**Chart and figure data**
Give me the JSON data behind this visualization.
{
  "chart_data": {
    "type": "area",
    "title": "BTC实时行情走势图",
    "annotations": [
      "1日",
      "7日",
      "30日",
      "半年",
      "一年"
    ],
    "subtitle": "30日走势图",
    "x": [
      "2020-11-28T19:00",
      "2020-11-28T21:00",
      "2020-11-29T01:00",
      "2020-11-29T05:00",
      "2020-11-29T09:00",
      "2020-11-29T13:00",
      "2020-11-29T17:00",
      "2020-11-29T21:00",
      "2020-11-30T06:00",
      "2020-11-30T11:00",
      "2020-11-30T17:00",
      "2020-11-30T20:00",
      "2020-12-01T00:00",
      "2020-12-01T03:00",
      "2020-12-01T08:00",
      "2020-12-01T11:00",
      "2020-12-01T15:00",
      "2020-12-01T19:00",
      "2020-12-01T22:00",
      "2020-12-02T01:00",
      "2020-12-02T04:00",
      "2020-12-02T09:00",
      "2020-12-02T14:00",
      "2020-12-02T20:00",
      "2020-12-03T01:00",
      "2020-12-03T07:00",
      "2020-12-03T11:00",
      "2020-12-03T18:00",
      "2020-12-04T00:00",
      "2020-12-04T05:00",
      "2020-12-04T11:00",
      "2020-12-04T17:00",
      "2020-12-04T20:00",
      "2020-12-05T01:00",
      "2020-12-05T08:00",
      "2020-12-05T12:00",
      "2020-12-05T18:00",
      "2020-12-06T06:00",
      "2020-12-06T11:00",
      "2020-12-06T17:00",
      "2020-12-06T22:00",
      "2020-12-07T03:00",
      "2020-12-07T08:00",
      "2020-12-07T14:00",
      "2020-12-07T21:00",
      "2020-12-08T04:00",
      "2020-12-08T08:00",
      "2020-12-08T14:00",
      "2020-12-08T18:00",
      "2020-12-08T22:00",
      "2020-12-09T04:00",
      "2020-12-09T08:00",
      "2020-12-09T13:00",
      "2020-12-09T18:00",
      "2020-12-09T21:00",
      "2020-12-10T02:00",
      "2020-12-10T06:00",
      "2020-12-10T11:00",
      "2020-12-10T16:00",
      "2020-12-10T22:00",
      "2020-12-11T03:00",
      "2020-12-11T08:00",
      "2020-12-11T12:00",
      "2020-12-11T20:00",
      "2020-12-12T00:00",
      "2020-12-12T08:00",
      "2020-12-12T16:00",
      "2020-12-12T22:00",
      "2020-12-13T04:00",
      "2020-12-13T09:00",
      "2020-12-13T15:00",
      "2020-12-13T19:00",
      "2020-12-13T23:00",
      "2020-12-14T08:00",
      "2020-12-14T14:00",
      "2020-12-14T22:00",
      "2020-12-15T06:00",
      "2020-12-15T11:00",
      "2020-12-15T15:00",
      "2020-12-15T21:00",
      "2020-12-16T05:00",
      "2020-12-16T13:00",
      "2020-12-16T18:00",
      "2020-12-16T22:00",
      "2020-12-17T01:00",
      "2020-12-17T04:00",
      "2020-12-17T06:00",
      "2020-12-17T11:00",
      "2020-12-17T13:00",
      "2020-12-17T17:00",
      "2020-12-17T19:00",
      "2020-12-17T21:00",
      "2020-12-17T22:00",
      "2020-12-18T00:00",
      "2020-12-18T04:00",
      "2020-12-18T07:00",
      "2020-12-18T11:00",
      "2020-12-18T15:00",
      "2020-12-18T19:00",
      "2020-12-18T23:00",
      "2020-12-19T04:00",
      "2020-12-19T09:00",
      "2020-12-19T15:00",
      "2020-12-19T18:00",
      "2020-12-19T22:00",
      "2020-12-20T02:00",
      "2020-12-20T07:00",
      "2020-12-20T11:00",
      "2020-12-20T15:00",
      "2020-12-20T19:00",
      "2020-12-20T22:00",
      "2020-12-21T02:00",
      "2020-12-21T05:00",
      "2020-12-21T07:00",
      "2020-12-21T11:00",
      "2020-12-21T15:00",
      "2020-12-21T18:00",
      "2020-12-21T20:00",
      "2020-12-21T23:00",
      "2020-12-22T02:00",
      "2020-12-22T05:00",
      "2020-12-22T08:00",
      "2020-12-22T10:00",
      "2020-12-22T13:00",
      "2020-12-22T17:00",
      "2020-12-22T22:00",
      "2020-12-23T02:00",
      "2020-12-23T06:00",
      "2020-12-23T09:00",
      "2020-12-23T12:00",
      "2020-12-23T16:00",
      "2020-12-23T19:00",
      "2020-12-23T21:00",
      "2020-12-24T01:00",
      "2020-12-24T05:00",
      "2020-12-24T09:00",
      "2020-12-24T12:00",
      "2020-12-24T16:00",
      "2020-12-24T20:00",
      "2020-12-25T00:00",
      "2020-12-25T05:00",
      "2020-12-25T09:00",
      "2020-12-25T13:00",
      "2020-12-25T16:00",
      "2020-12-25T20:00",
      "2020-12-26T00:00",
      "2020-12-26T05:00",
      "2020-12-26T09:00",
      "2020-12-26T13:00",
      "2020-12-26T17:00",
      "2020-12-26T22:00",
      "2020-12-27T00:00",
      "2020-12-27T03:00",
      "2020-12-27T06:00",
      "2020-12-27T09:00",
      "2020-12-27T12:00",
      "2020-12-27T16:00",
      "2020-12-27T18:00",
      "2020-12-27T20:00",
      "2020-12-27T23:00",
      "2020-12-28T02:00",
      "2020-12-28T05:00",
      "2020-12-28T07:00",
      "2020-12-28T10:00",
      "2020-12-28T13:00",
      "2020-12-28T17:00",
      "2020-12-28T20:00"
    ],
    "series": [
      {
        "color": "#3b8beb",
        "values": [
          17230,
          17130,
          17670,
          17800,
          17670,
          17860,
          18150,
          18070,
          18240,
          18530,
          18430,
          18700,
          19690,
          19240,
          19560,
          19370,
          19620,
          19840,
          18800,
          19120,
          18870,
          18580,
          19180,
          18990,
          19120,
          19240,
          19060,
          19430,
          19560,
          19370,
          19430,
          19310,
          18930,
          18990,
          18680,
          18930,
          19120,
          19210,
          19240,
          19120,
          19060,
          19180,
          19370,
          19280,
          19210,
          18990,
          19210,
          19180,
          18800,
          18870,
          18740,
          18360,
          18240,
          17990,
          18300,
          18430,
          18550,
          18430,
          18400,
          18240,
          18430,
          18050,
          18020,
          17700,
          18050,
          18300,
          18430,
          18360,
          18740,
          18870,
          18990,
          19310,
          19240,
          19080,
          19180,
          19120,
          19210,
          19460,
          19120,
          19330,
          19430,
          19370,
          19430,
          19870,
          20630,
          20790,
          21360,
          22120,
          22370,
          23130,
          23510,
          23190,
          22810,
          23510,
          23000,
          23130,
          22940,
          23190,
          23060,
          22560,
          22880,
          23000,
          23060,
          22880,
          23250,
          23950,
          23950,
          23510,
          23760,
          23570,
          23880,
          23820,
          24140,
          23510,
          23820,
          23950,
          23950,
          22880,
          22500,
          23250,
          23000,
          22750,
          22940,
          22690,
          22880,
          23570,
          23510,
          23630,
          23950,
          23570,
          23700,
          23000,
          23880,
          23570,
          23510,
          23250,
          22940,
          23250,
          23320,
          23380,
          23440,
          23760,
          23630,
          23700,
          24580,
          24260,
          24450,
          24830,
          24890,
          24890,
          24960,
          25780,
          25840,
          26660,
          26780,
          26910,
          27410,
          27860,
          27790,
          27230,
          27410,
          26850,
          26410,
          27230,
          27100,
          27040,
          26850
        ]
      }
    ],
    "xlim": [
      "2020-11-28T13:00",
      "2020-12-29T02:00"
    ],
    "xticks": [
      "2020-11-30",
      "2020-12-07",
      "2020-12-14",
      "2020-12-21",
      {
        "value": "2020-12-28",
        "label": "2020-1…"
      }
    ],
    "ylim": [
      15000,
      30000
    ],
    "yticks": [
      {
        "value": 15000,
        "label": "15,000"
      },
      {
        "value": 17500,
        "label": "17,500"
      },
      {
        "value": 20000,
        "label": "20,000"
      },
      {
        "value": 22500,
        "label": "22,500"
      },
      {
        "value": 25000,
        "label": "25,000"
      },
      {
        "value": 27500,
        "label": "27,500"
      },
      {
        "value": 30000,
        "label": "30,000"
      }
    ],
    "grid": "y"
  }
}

**WRITTEN REQUEST**
Where a line contains the string "label", extract that line.

**COMPLETED EXERCISE**
        "label": "2020-1…"
        "label": "15,000"
        "label": "17,500"
        "label": "20,000"
        "label": "22,500"
        "label": "25,000"
        "label": "27,500"
        "label": "30,000"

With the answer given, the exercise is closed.